Instruction: Transcribe each line of the records below exactly, excluding any embedded images.

Data excerpts:
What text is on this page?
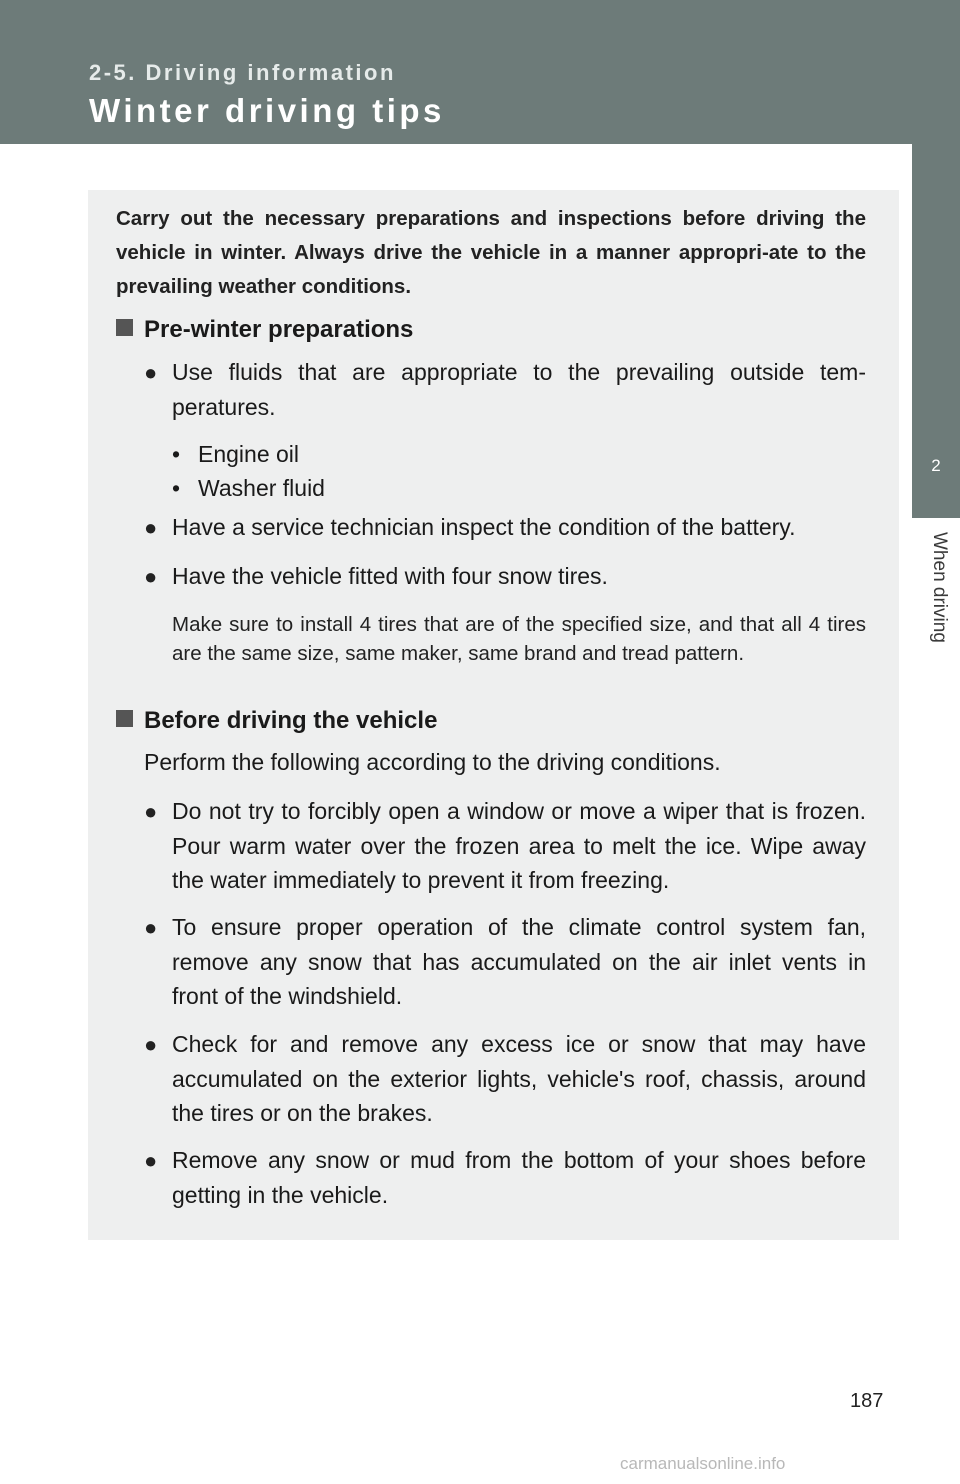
2-5. Driving information
Winter driving tips
2
When driving
Carry out the necessary preparations and inspections before driving the vehicle in winter. Always drive the vehicle in a manner appropri-ate to the prevailing weather conditions.
Pre-winter preparations
● Use fluids that are appropriate to the prevailing outside tem-peratures.
• Engine oil
• Washer fluid
● Have a service technician inspect the condition of the battery.
● Have the vehicle fitted with four snow tires.
Make sure to install 4 tires that are of the specified size, and that all 4 tires are the same size, same maker, same brand and tread pattern.
Before driving the vehicle
Perform the following according to the driving conditions.
● Do not try to forcibly open a window or move a wiper that is frozen. Pour warm water over the frozen area to melt the ice. Wipe away the water immediately to prevent it from freezing.
● To ensure proper operation of the climate control system fan, remove any snow that has accumulated on the air inlet vents in front of the windshield.
● Check for and remove any excess ice or snow that may have accumulated on the exterior lights, vehicle's roof, chassis, around the tires or on the brakes.
● Remove any snow or mud from the bottom of your shoes before getting in the vehicle.
187
carmanualsonline.info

Complete response:
What text is on this page?
2-5. Driving information
Winter driving tips
2
When driving
Carry out the necessary preparations and inspections before driving the vehicle in winter. Always drive the vehicle in a manner appropri-ate to the prevailing weather conditions.
Pre-winter preparations
● Use fluids that are appropriate to the prevailing outside tem-peratures.
• Engine oil
• Washer fluid
● Have a service technician inspect the condition of the battery.
● Have the vehicle fitted with four snow tires.
Make sure to install 4 tires that are of the specified size, and that all 4 tires are the same size, same maker, same brand and tread pattern.
Before driving the vehicle
Perform the following according to the driving conditions.
● Do not try to forcibly open a window or move a wiper that is frozen. Pour warm water over the frozen area to melt the ice. Wipe away the water immediately to prevent it from freezing.
● To ensure proper operation of the climate control system fan, remove any snow that has accumulated on the air inlet vents in front of the windshield.
● Check for and remove any excess ice or snow that may have accumulated on the exterior lights, vehicle's roof, chassis, around the tires or on the brakes.
● Remove any snow or mud from the bottom of your shoes before getting in the vehicle.
187
carmanualsonline.info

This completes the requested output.